## Your goal
Transcribe the listing word for word.

## Dataset rows

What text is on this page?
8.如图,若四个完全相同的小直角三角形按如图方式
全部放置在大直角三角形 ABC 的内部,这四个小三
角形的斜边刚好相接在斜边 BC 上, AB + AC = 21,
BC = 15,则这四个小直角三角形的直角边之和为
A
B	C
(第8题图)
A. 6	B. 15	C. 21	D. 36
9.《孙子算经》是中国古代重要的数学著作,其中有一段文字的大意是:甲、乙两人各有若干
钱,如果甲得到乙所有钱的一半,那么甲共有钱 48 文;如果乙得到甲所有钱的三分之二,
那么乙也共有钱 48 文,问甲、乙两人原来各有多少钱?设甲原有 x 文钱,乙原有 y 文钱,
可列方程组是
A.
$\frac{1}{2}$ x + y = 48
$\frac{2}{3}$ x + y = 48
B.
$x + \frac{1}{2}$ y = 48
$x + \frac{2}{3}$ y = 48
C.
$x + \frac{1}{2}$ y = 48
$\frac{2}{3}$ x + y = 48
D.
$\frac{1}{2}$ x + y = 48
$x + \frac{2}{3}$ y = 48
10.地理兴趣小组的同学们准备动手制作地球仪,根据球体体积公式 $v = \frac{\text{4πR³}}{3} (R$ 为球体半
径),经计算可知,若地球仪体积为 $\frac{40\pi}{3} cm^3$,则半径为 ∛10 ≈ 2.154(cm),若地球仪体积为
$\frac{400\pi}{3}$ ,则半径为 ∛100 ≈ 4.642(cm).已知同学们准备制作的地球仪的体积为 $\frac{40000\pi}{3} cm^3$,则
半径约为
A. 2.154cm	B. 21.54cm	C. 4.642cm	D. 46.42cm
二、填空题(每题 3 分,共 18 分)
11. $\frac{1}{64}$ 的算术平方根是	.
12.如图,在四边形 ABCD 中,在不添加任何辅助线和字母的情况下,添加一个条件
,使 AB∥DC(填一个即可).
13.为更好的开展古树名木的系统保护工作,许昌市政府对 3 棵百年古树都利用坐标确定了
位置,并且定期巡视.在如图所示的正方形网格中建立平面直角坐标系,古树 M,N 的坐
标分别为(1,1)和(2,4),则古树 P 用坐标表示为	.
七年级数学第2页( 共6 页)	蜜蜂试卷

## Solution below
What text is on this page?
8.如图,若四个完全相同的小直角三角形按如图方式
全部放置在大直角三角形 ABC 的内部,这四个小三
角形的斜边刚好相接在斜边 BC 上, AB + AC = 21,
BC = 15,则这四个小直角三角形的直角边之和为
A
B	C
(第8题图)
A. 6	B. 15	C. 21	D. 36
9.《孙子算经》是中国古代重要的数学著作,其中有一段文字的大意是:甲、乙两人各有若干
钱,如果甲得到乙所有钱的一半,那么甲共有钱 48 文;如果乙得到甲所有钱的三分之二,
那么乙也共有钱 48 文,问甲、乙两人原来各有多少钱?设甲原有 x 文钱,乙原有 y 文钱,
可列方程组是
A.
$\frac{1}{2}$ x + y = 48
$\frac{2}{3}$ x + y = 48
B.
$x + \frac{1}{2}$ y = 48
$x + \frac{2}{3}$ y = 48
C.
$x + \frac{1}{2}$ y = 48
$\frac{2}{3}$ x + y = 48
D.
$\frac{1}{2}$ x + y = 48
$x + \frac{2}{3}$ y = 48
10.地理兴趣小组的同学们准备动手制作地球仪,根据球体体积公式 $v = \frac{\text{4πR³}}{3} (R$ 为球体半
径),经计算可知,若地球仪体积为 $\frac{40\pi}{3} cm^3$,则半径为 ∛10 ≈ 2.154(cm),若地球仪体积为
$\frac{400\pi}{3}$ ,则半径为 ∛100 ≈ 4.642(cm).已知同学们准备制作的地球仪的体积为 $\frac{40000\pi}{3} cm^3$,则
半径约为
A. 2.154cm	B. 21.54cm	C. 4.642cm	D. 46.42cm
二、填空题(每题 3 分,共 18 分)
11. $\frac{1}{64}$ 的算术平方根是	.
12.如图,在四边形 ABCD 中,在不添加任何辅助线和字母的情况下,添加一个条件
,使 AB∥DC(填一个即可).
13.为更好的开展古树名木的系统保护工作,许昌市政府对 3 棵百年古树都利用坐标确定了
位置,并且定期巡视.在如图所示的正方形网格中建立平面直角坐标系,古树 M,N 的坐
标分别为(1,1)和(2,4),则古树 P 用坐标表示为	.
七年级数学第2页( 共6 页)	蜜蜂试卷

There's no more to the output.